(Collected data)
____________

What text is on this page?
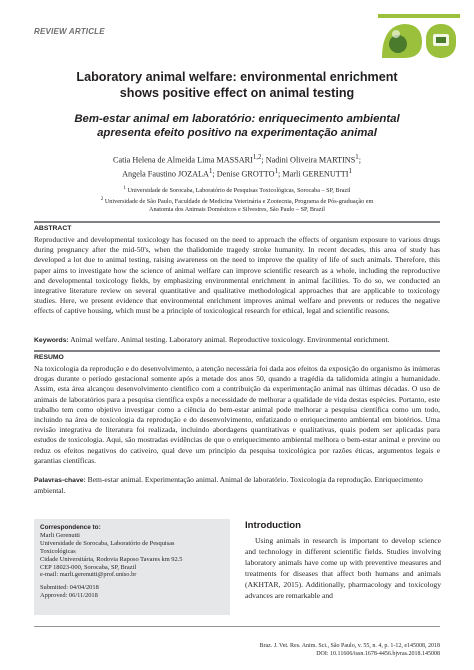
REVIEW ARTICLE
Laboratory animal welfare: environmental enrichment
shows positive effect on animal testing
Bem-estar animal em laboratório: enriquecimento ambiental
apresenta efeito positivo na experimentação animal
Catia Helena de Almeida Lima MASSARI$^{1,2}$; Nadini Oliveira MARTINS$^1$;
Angela Faustino JOZALA$^1$; Denise GROTTO$^1$; Marli GERENUTTI$^1$
$^1$ Universidade de Sorocaba, Laboratório de Pesquisas Toxicológicas, Sorocaba – SP, Brazil
$^2$ Universidade de São Paulo, Faculdade de Medicina Veterinária e Zootecnia, Programa de Pós-graduação em Anatomia dos Animais Domésticos e Silvestres, São Paulo – SP, Brazil
ABSTRACT
Reproductive and developmental toxicology has focused on the need to approach the effects of organism exposure to various drugs during pregnancy after the mid-50's, when the thalidomide tragedy stroke humanity. In recent decades, this area of study has developed a lot due to animal testing, raising awareness on the need to improve the quality of life of such animals. Therefore, this paper aims to investigate how the science of animal welfare can improve scientific research as a whole, including the reproductive and developmental toxicology fields, by emphasizing environmental enrichment in animal facilities. To do so, we conducted an integrative literature review on several quantitative and qualitative methodological approaches that are applicable to toxicology studies. Here, we present evidence that environmental enrichment improves animal welfare and prevents or reduces the negative effects of captive housing, which must be a principle of toxicological research for ethical, legal and scientific reasons.
Keywords: Animal welfare. Animal testing. Laboratory animal. Reproductive toxicology. Environmental enrichment.
RESUMO
Na toxicologia da reprodução e do desenvolvimento, a atenção necessária foi dada aos efeitos da exposição do organismo às inúmeras drogas durante o período gestacional somente após a metade dos anos 50, quando a tragédia da talidomida atingiu a humanidade. Assim, esta área alcançou desenvolvimento científico com a contribuição da experimentação animal nas últimas décadas. O uso de animais de laboratórios para a pesquisa científica expôs a necessidade de melhorar a qualidade de vida destas espécies. Portanto, este trabalho tem como objetivo investigar como a ciência do bem-estar animal pode melhorar a pesquisa científica como um todo, incluindo na área de toxicologia da reprodução e do desenvolvimento, enfatizando o enriquecimento ambiental em biotérios. Uma revisão integrativa de literatura foi realizada, incluindo abordagens quantitativas e qualitativas, quais podem ser aplicadas para estudos de toxicologia. Aqui, são mostradas evidências de que o enriquecimento ambiental melhora o bem-estar animal e previne ou reduz os efeitos negativos do cativeiro, qual deve um princípio da pesquisa toxicológica por razões éticas, argumentos legais e garantias científicas.
Palavras-chave: Bem-estar animal. Experimentação animal. Animal de laboratório. Toxicologia da reprodução. Enriquecimento ambiental.
Correspondence to:
Marli Gerenutti
Universidade de Sorocaba, Laboratório de Pesquisas
Toxicológicas
Cidade Universitária, Rodovia Raposo Tavares km 92.5
CEP 18023-000, Sorocaba, SP, Brazil
e-mail: marli.gerenutti@prof.uniso.br
Submitted: 04/04/2018
Approved: 06/11/2018
Introduction
Using animals in research is important to develop science and technology in different scientific fields. Studies involving laboratory animals have come up with preventive measures and treatments for diseases that affect both humans and animals (AKHTAR, 2015). Additionally, pharmacology and toxicology advances are remarkable and
Braz. J. Vet. Res. Anim. Sci., São Paulo, v. 55, n. 4, p. 1-12, e145008, 2018
DOI: 10.11606/issn.1678-4456.bjvras.2018.145008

____________

> **What is being asked**: Extract the full listing above verbatim; pictures are to be left out of the copy.

> **Right answer**:
What text is on this page?
REVIEW ARTICLE
Laboratory animal welfare: environmental enrichment
shows positive effect on animal testing
Bem-estar animal em laboratório: enriquecimento ambiental
apresenta efeito positivo na experimentação animal
Catia Helena de Almeida Lima MASSARI$^{1,2}$; Nadini Oliveira MARTINS$^1$;
Angela Faustino JOZALA$^1$; Denise GROTTO$^1$; Marli GERENUTTI$^1$
$^1$ Universidade de Sorocaba, Laboratório de Pesquisas Toxicológicas, Sorocaba – SP, Brazil
$^2$ Universidade de São Paulo, Faculdade de Medicina Veterinária e Zootecnia, Programa de Pós-graduação em Anatomia dos Animais Domésticos e Silvestres, São Paulo – SP, Brazil
ABSTRACT
Reproductive and developmental toxicology has focused on the need to approach the effects of organism exposure to various drugs during pregnancy after the mid-50's, when the thalidomide tragedy stroke humanity. In recent decades, this area of study has developed a lot due to animal testing, raising awareness on the need to improve the quality of life of such animals. Therefore, this paper aims to investigate how the science of animal welfare can improve scientific research as a whole, including the reproductive and developmental toxicology fields, by emphasizing environmental enrichment in animal facilities. To do so, we conducted an integrative literature review on several quantitative and qualitative methodological approaches that are applicable to toxicology studies. Here, we present evidence that environmental enrichment improves animal welfare and prevents or reduces the negative effects of captive housing, which must be a principle of toxicological research for ethical, legal and scientific reasons.
Keywords: Animal welfare. Animal testing. Laboratory animal. Reproductive toxicology. Environmental enrichment.
RESUMO
Na toxicologia da reprodução e do desenvolvimento, a atenção necessária foi dada aos efeitos da exposição do organismo às inúmeras drogas durante o período gestacional somente após a metade dos anos 50, quando a tragédia da talidomida atingiu a humanidade. Assim, esta área alcançou desenvolvimento científico com a contribuição da experimentação animal nas últimas décadas. O uso de animais de laboratórios para a pesquisa científica expôs a necessidade de melhorar a qualidade de vida destas espécies. Portanto, este trabalho tem como objetivo investigar como a ciência do bem-estar animal pode melhorar a pesquisa científica como um todo, incluindo na área de toxicologia da reprodução e do desenvolvimento, enfatizando o enriquecimento ambiental em biotérios. Uma revisão integrativa de literatura foi realizada, incluindo abordagens quantitativas e qualitativas, quais podem ser aplicadas para estudos de toxicologia. Aqui, são mostradas evidências de que o enriquecimento ambiental melhora o bem-estar animal e previne ou reduz os efeitos negativos do cativeiro, qual deve um princípio da pesquisa toxicológica por razões éticas, argumentos legais e garantias científicas.
Palavras-chave: Bem-estar animal. Experimentação animal. Animal de laboratório. Toxicologia da reprodução. Enriquecimento ambiental.
Correspondence to:
Marli Gerenutti
Universidade de Sorocaba, Laboratório de Pesquisas
Toxicológicas
Cidade Universitária, Rodovia Raposo Tavares km 92.5
CEP 18023-000, Sorocaba, SP, Brazil
e-mail: marli.gerenutti@prof.uniso.br
Submitted: 04/04/2018
Approved: 06/11/2018
Introduction
Using animals in research is important to develop science and technology in different scientific fields. Studies involving laboratory animals have come up with preventive measures and treatments for diseases that affect both humans and animals (AKHTAR, 2015). Additionally, pharmacology and toxicology advances are remarkable and
Braz. J. Vet. Res. Anim. Sci., São Paulo, v. 55, n. 4, p. 1-12, e145008, 2018
DOI: 10.11606/issn.1678-4456.bjvras.2018.145008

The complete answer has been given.